Directive a ▸
Duplicate the passage in the TV series excerpt starting with "Marvel’s Daredevil has returned for" and going on through "Marvel’s production partnership.".

Manhunt: Unabomber is a crime drama based on the FBI’s hunt for serial bomber Ted Kaczynski (played by Paul Bettany), who mailed a string of homemade bombs to targets including academics, airlines and executives between 1978 and 1995. The series focuses on FBI profiler James Fitzgerald (Sam Worthington), who attempts to find linguistic clues in the bomber’s political writings in order to identify him. It’s a fast-paced, high-stakes investigation, and the show gets under the skin of both protagonists, who we are led to believe have a lot more in common than they would perhaps like to admit.

Daredevil

Marvel’s Daredevil has returned for a third season. Matt Murdoch (played by Charlie Cox) is a blind lawyer who also acts as a vigilante superhero in his spare time. Yet as his beloved Hell’s Kitchen (a fictionalised version of the New York neighbourhood) is overrun by crime Murdoch’s time is increasingly consumed by his superhero antics. Using his heightened senses Murdoch navigates the streets of Hell’s Kitchen and facing down increasingly more sophisticated villains. Daredevil is one of the best series to come out of Netflix and Marvel’s production partnership.

Dead Set

If you’ve run out of episodes of Black Mirror, it’s well worth diving into the Charlie Brooker back-catalogue. Dead Set, a five-part mini-series which was originally broadcast in 2008, isn’t quite as slick and polished as its higher budget successor, but there are clear signs of what was to come from Brooker in its darkly twisted premise.

Directive b ▸
In the rows below, set down the lines starting with the line with "- legend-label: Poster" and going on through the line with "- bar: [666, 449, 808, 490]", with no changes.

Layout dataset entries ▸
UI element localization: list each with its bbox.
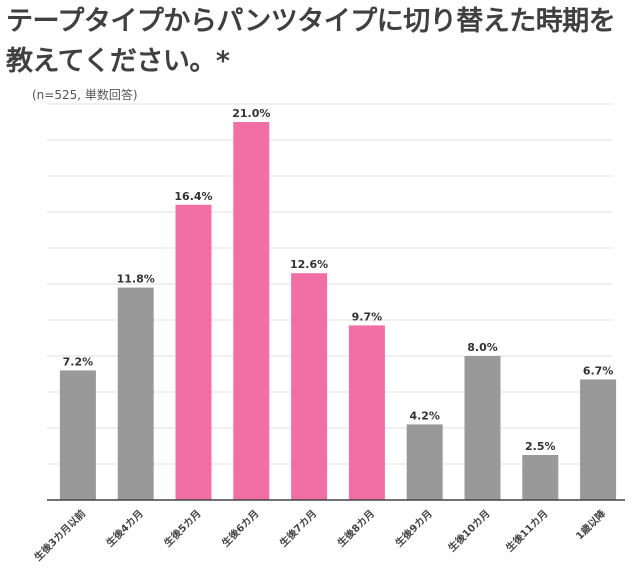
x-tick-label: 生後9カ月	[392, 507, 434, 549]
x-tick-label: 生後4カ月	[103, 507, 145, 549]
bar	[464, 356, 501, 500]
data-label: 12.6%	[290, 258, 328, 271]
bar	[233, 122, 270, 500]
chart-subtitle: (n=525, 単数回答)	[32, 88, 138, 102]
bar	[291, 273, 328, 500]
data-label: 21.0%	[232, 107, 270, 120]
bar	[59, 370, 96, 500]
bar	[522, 455, 559, 500]
x-tick-label: 生後10カ月	[445, 507, 492, 554]
data-label: 16.4%	[174, 190, 212, 203]
bar	[406, 424, 443, 500]
x-tick-label: 生後8カ月	[335, 507, 377, 549]
data-label: 6.7%	[583, 364, 614, 377]
bar	[348, 325, 385, 500]
data-label: 11.8%	[117, 273, 155, 286]
x-tick-label: 生後11カ月	[503, 507, 550, 554]
x-tick-label: 生後5カ月	[161, 507, 203, 549]
data-label: 7.2%	[63, 355, 94, 368]
x-tick-label: 生後6カ月	[219, 507, 261, 549]
bar	[117, 287, 154, 500]
x-tick-label: 生後7カ月	[277, 507, 319, 549]
data-label: 2.5%	[525, 440, 556, 453]
data-label: 8.0%	[467, 341, 498, 354]
x-tick-label: 1歳以降	[573, 506, 609, 542]
data-label: 4.2%	[409, 409, 440, 422]
chart-title: テープタイプからパンツタイプに切り替えた時期を教えてください。*	[6, 6, 616, 77]
bar	[580, 379, 617, 500]
bar	[175, 204, 212, 501]
data-label: 9.7%	[352, 310, 383, 323]
x-tick-label: 生後3カ月以前	[31, 507, 88, 564]
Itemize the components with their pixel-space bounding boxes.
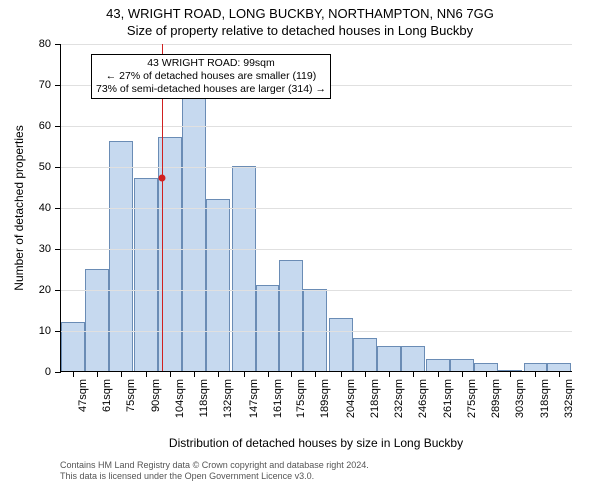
x-tick-label: 161sqm: [272, 379, 284, 418]
x-tick: [438, 371, 439, 377]
x-tick-label: 289sqm: [490, 379, 502, 418]
gridline: [61, 249, 572, 250]
callout-line: 43 WRIGHT ROAD: 99sqm: [96, 57, 326, 70]
x-tick: [559, 371, 560, 377]
y-tick: [55, 126, 61, 127]
x-tick: [218, 371, 219, 377]
y-tick: [55, 290, 61, 291]
x-tick-label: 232sqm: [393, 379, 405, 418]
y-tick-label: 0: [45, 366, 51, 378]
x-tick: [341, 371, 342, 377]
histogram-bar: [232, 166, 256, 371]
x-tick: [121, 371, 122, 377]
footer-attribution: Contains HM Land Registry data © Crown c…: [60, 460, 572, 483]
page-title-1: 43, WRIGHT ROAD, LONG BUCKBY, NORTHAMPTO…: [0, 0, 600, 21]
histogram-bar: [206, 199, 230, 371]
x-tick-label: 318sqm: [539, 379, 551, 418]
y-tick-label: 20: [39, 284, 51, 296]
x-tick: [268, 371, 269, 377]
x-tick-label: 204sqm: [345, 379, 357, 418]
histogram-bar: [109, 141, 133, 371]
histogram-bar: [85, 269, 109, 372]
x-tick-label: 61sqm: [101, 379, 113, 412]
y-tick-label: 10: [39, 325, 51, 337]
gridline: [61, 290, 572, 291]
footer-line-1: Contains HM Land Registry data © Crown c…: [60, 460, 572, 471]
y-tick: [55, 85, 61, 86]
histogram-bar: [329, 318, 353, 371]
y-tick-label: 60: [39, 120, 51, 132]
x-tick-label: 175sqm: [295, 379, 307, 418]
x-tick-label: 261sqm: [442, 379, 454, 418]
y-tick: [55, 249, 61, 250]
x-tick-label: 332sqm: [563, 379, 575, 418]
y-tick: [55, 44, 61, 45]
x-tick-label: 275sqm: [466, 379, 478, 418]
x-tick: [73, 371, 74, 377]
x-axis-label: Distribution of detached houses by size …: [60, 436, 572, 450]
histogram-bar: [474, 363, 498, 371]
gridline: [61, 167, 572, 168]
gridline: [61, 126, 572, 127]
x-tick: [389, 371, 390, 377]
histogram-bar: [401, 346, 425, 371]
x-tick-label: 47sqm: [77, 379, 89, 412]
x-tick: [486, 371, 487, 377]
y-tick-label: 30: [39, 243, 51, 255]
x-tick: [97, 371, 98, 377]
callout-line: 73% of semi-detached houses are larger (…: [96, 83, 326, 96]
x-tick-label: 104sqm: [174, 379, 186, 418]
footer-line-2: This data is licensed under the Open Gov…: [60, 471, 572, 482]
x-tick-label: 132sqm: [222, 379, 234, 418]
x-tick: [194, 371, 195, 377]
y-tick: [55, 372, 61, 373]
x-tick-label: 90sqm: [150, 379, 162, 412]
histogram-bar: [450, 359, 474, 371]
y-tick-label: 50: [39, 161, 51, 173]
x-tick-label: 147sqm: [248, 379, 260, 418]
x-tick: [535, 371, 536, 377]
gridline: [61, 331, 572, 332]
y-tick: [55, 208, 61, 209]
x-tick: [365, 371, 366, 377]
x-tick-label: 303sqm: [514, 379, 526, 418]
y-tick: [55, 167, 61, 168]
y-axis-label: Number of detached properties: [12, 125, 26, 290]
histogram-bar: [524, 363, 548, 371]
x-tick-label: 118sqm: [198, 379, 210, 417]
x-tick: [170, 371, 171, 377]
page-title-2: Size of property relative to detached ho…: [0, 21, 600, 38]
y-tick-label: 80: [39, 38, 51, 50]
callout-box: 43 WRIGHT ROAD: 99sqm← 27% of detached h…: [91, 54, 331, 99]
x-tick: [244, 371, 245, 377]
x-tick: [315, 371, 316, 377]
y-tick: [55, 331, 61, 332]
x-tick: [510, 371, 511, 377]
x-tick: [291, 371, 292, 377]
histogram-bar: [279, 260, 303, 371]
x-tick: [462, 371, 463, 377]
histogram-bar: [353, 338, 377, 371]
x-tick-label: 75sqm: [125, 379, 137, 412]
gridline: [61, 208, 572, 209]
y-tick-label: 70: [39, 79, 51, 91]
x-tick-label: 218sqm: [369, 379, 381, 418]
histogram-plot: 0102030405060708047sqm61sqm75sqm90sqm104…: [60, 44, 572, 372]
histogram-bar: [182, 96, 206, 371]
histogram-bar: [377, 346, 401, 371]
histogram-bar: [61, 322, 85, 371]
gridline: [61, 44, 572, 45]
histogram-bar: [303, 289, 327, 371]
y-tick-label: 40: [39, 202, 51, 214]
x-tick: [413, 371, 414, 377]
x-tick: [146, 371, 147, 377]
x-tick-label: 189sqm: [319, 379, 331, 418]
x-tick-label: 246sqm: [417, 379, 429, 418]
histogram-bar: [426, 359, 450, 371]
histogram-bar: [547, 363, 571, 371]
histogram-bar: [256, 285, 280, 371]
subject-marker-dot: [158, 175, 165, 182]
callout-line: ← 27% of detached houses are smaller (11…: [96, 70, 326, 83]
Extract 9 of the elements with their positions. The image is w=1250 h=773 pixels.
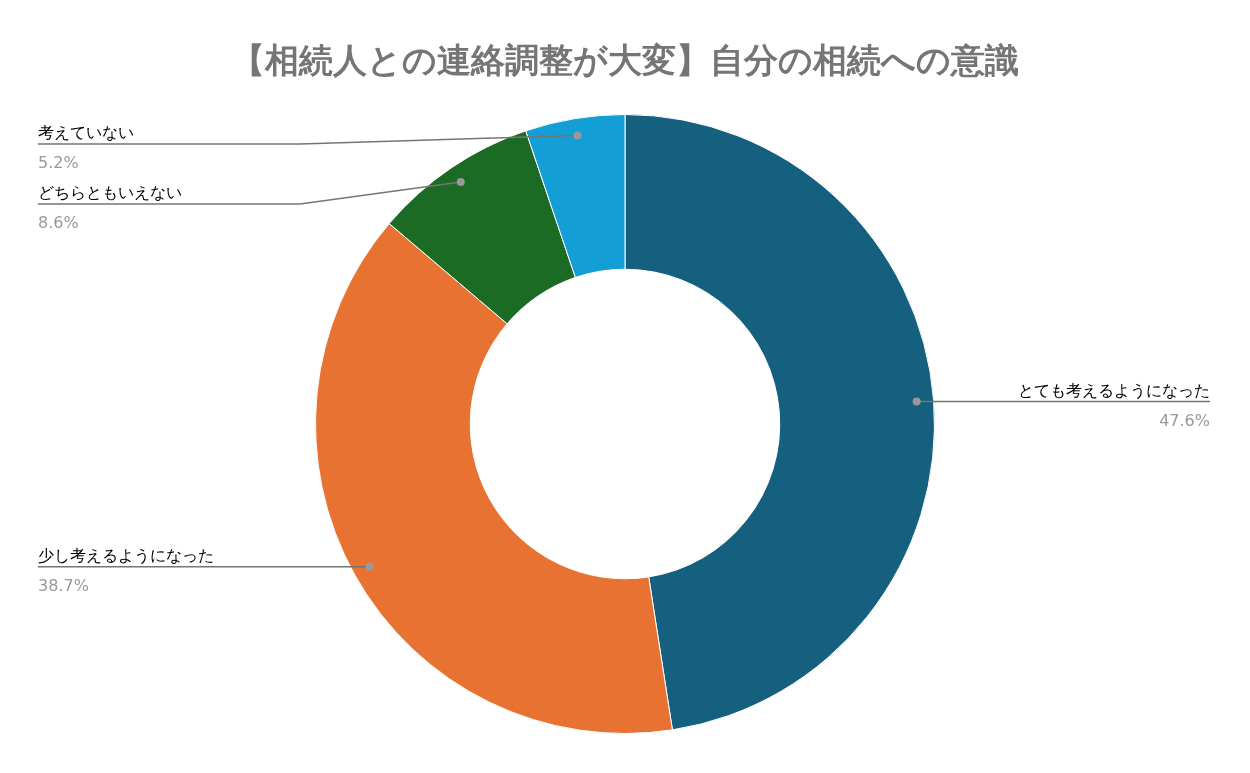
chart-title: 【相続人との連絡調整が大変】自分の相続への意識 [230,39,1020,82]
data-label: 47.6% [1159,410,1210,430]
slice-label: とても考えるようになった [1018,380,1210,400]
slice-label: 少し考えるようになった [38,545,214,565]
data-label: 5.2% [38,153,79,172]
data-label: 8.6% [38,213,79,232]
slice-label: どちらともいえない [38,183,182,202]
slice-label: 考えていない [38,123,134,142]
data-label: 38.7% [38,575,89,595]
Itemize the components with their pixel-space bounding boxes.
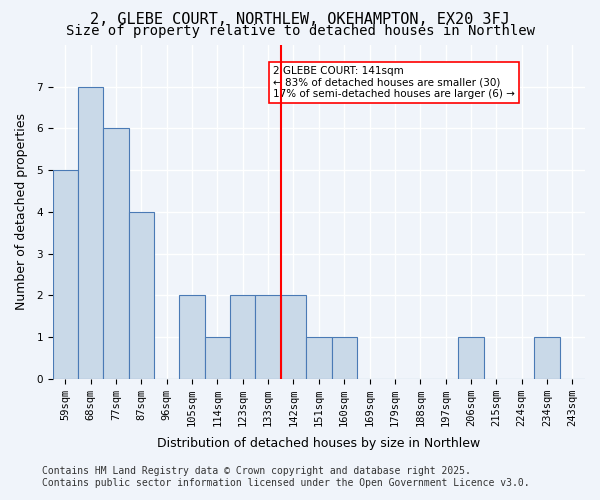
X-axis label: Distribution of detached houses by size in Northlew: Distribution of detached houses by size … xyxy=(157,437,481,450)
Bar xyxy=(205,337,230,378)
Bar xyxy=(129,212,154,378)
Y-axis label: Number of detached properties: Number of detached properties xyxy=(15,114,28,310)
Bar xyxy=(332,337,357,378)
Bar xyxy=(281,295,306,378)
Bar xyxy=(179,295,205,378)
Bar xyxy=(535,337,560,378)
Bar xyxy=(230,295,256,378)
Bar xyxy=(53,170,78,378)
Text: 2 GLEBE COURT: 141sqm
← 83% of detached houses are smaller (30)
17% of semi-deta: 2 GLEBE COURT: 141sqm ← 83% of detached … xyxy=(273,66,515,99)
Text: Contains HM Land Registry data © Crown copyright and database right 2025.
Contai: Contains HM Land Registry data © Crown c… xyxy=(42,466,530,487)
Bar xyxy=(103,128,129,378)
Text: Size of property relative to detached houses in Northlew: Size of property relative to detached ho… xyxy=(65,24,535,38)
Bar xyxy=(458,337,484,378)
Bar xyxy=(78,86,103,379)
Bar xyxy=(306,337,332,378)
Text: 2, GLEBE COURT, NORTHLEW, OKEHAMPTON, EX20 3FJ: 2, GLEBE COURT, NORTHLEW, OKEHAMPTON, EX… xyxy=(90,12,510,28)
Bar xyxy=(256,295,281,378)
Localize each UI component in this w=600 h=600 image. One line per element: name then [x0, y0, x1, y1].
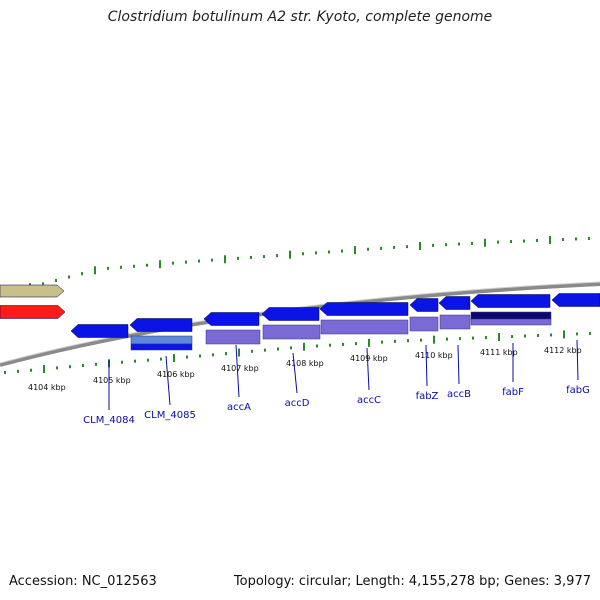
- gene-bar-clm4085-b: [130, 343, 193, 351]
- gene-bar-fabf: [470, 318, 552, 326]
- scale-label: 4112 kbp: [544, 346, 582, 355]
- scale-label: 4109 kbp: [350, 354, 388, 363]
- gene-bar-accb: [439, 314, 471, 330]
- gene-label[interactable]: accC: [357, 395, 381, 406]
- label-leader-line: [165, 355, 171, 406]
- label-leader-line: [366, 347, 370, 391]
- label-leader-line: [457, 344, 460, 385]
- label-leader-line: [235, 344, 240, 398]
- gene-label[interactable]: accD: [285, 398, 310, 409]
- gene-arrow-acca: [203, 312, 260, 326]
- gene-arrow-fabz: [409, 298, 439, 312]
- scale-label: 4110 kbp: [415, 351, 453, 360]
- scale-label: 4106 kbp: [157, 370, 195, 379]
- gene-arrow-accc: [319, 302, 409, 316]
- gene-arrow-accd: [261, 307, 320, 321]
- gene-label[interactable]: fabF: [502, 387, 524, 398]
- gene-label[interactable]: fabZ: [416, 391, 439, 402]
- gene-arrow-khaki: [0, 284, 65, 298]
- label-leader-line: [425, 344, 428, 387]
- gene-label[interactable]: accB: [447, 389, 471, 400]
- gene-bar-fabz: [409, 316, 439, 332]
- gene-label[interactable]: fabG: [566, 385, 590, 396]
- topology-summary: Topology: circular; Length: 4,155,278 bp…: [233, 574, 591, 589]
- map-title: Clostridium botulinum A2 str. Kyoto, com…: [107, 9, 493, 25]
- scale-labels: 4104 kbp 4105 kbp 4106 kbp 4107 kbp 4108 kbp…: [28, 346, 582, 392]
- gene-label[interactable]: accA: [227, 402, 251, 413]
- gene-bar-clm4085-a: [130, 335, 193, 345]
- scale-label: 4108 kbp: [286, 359, 324, 368]
- gene-arrow-clm4084: [70, 324, 129, 338]
- gene-label[interactable]: CLM_4085: [144, 410, 196, 421]
- label-leader-line: [292, 352, 298, 394]
- gene-arrow-fabg: [551, 293, 600, 307]
- gene-bar-acca: [205, 329, 261, 345]
- scale-label: 4104 kbp: [28, 383, 66, 392]
- scale-label: 4107 kbp: [221, 364, 259, 373]
- gene-arrow-clm4085: [129, 318, 193, 332]
- scale-label: 4111 kbp: [480, 348, 518, 357]
- gene-arrow-accb: [438, 296, 471, 310]
- gene-bar-accc: [320, 319, 409, 335]
- label-leader-line: [576, 339, 579, 381]
- gene-arrow-red: [0, 305, 66, 319]
- tick-marks: [3, 236, 591, 375]
- accession-text: Accession: NC_012563: [9, 574, 157, 589]
- gene-label[interactable]: CLM_4084: [83, 415, 135, 426]
- gene-features: [0, 284, 600, 351]
- gene-bar-accd: [262, 324, 321, 340]
- gene-arrow-fabf: [470, 294, 551, 308]
- scale-label: 4105 kbp: [93, 376, 131, 385]
- gene-labels: CLM_4084 CLM_4085 accA accD accC fabZ accB fabF…: [83, 339, 590, 426]
- backbone-highlight: [0, 281, 600, 364]
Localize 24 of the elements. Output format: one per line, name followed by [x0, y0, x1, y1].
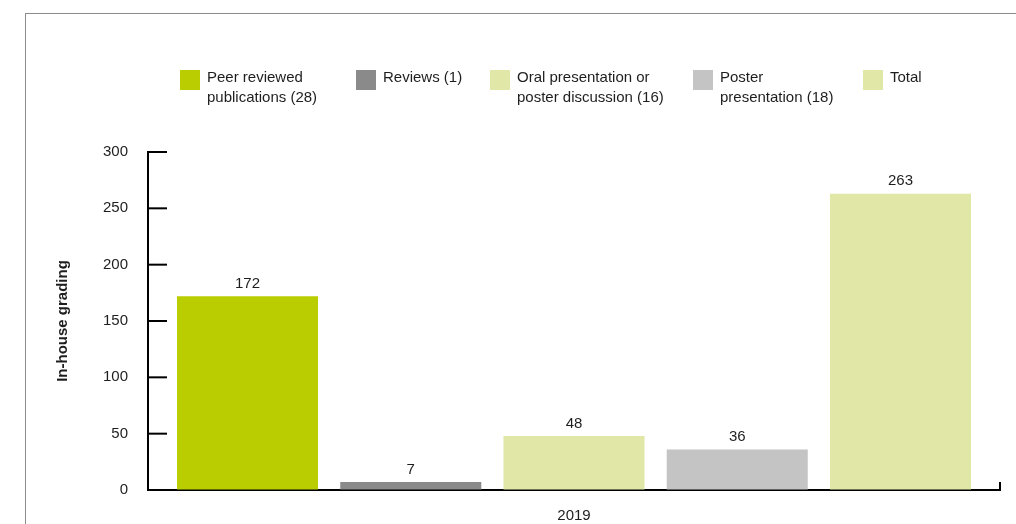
- legend-label: Poster presentation (18): [720, 67, 835, 107]
- bar: [829, 193, 972, 490]
- y-tick-label: 150: [102, 311, 128, 329]
- data-label: 36: [728, 427, 746, 445]
- y-tick-label: 200: [102, 254, 128, 272]
- bar: [340, 482, 482, 490]
- legend-label: Reviews (1): [383, 67, 464, 87]
- y-tick-label: 300: [102, 142, 128, 160]
- y-axis-title: In-house grading: [53, 260, 71, 382]
- legend-label: Peer reviewed publications (28): [207, 67, 319, 107]
- legend-label: Oral presentation or poster discussion (16): [517, 67, 665, 107]
- bar: [666, 449, 808, 490]
- data-label: 7: [406, 459, 415, 477]
- y-tick-label: 0: [119, 480, 128, 498]
- data-label: 172: [235, 273, 261, 291]
- data-label: 263: [887, 171, 913, 189]
- x-tick-label: 2019: [557, 506, 591, 524]
- y-tick-label: 50: [111, 423, 128, 441]
- y-tick-label: 100: [102, 367, 128, 385]
- bar: [176, 296, 319, 490]
- y-tick-label: 250: [102, 198, 128, 216]
- bar: [503, 435, 645, 490]
- data-label: 48: [565, 413, 583, 431]
- legend-label: Total: [890, 67, 923, 87]
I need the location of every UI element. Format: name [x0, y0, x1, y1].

Result a ▸
Marvel’s Daredevil has returned for a third season. Matt Murdoch (played by Charlie Cox) is a blind lawyer who also acts as a vigilante superhero in his spare time. Yet as his beloved Hell’s Kitchen (a fictionalised version of the New York neighbourhood) is overrun by crime Murdoch’s time is increasingly consumed by his superhero antics. Using his heightened senses Murdoch navigates the streets of Hell’s Kitchen and facing down increasingly more sophisticated villains. Daredevil is one of the best series to come out of Netflix and Marvel’s production partnership.

Result b ▸
- legend-label: Poster presentation (18): [720, 67, 835, 107]
- bar: [829, 193, 972, 490]
- y-tick-label: 150: [102, 311, 128, 329]
- data-label: 36: [728, 427, 746, 445]
- y-tick-label: 200: [102, 254, 128, 272]
- bar: [340, 482, 482, 490]
- legend-label: Reviews (1): [383, 67, 464, 87]
- y-tick-label: 300: [102, 142, 128, 160]
- y-axis-title: In-house grading: [53, 260, 71, 382]
- legend-label: Peer reviewed publications (28): [207, 67, 319, 107]
- legend-label: Oral presentation or poster discussion (16): [517, 67, 665, 107]
- bar: [666, 449, 808, 490]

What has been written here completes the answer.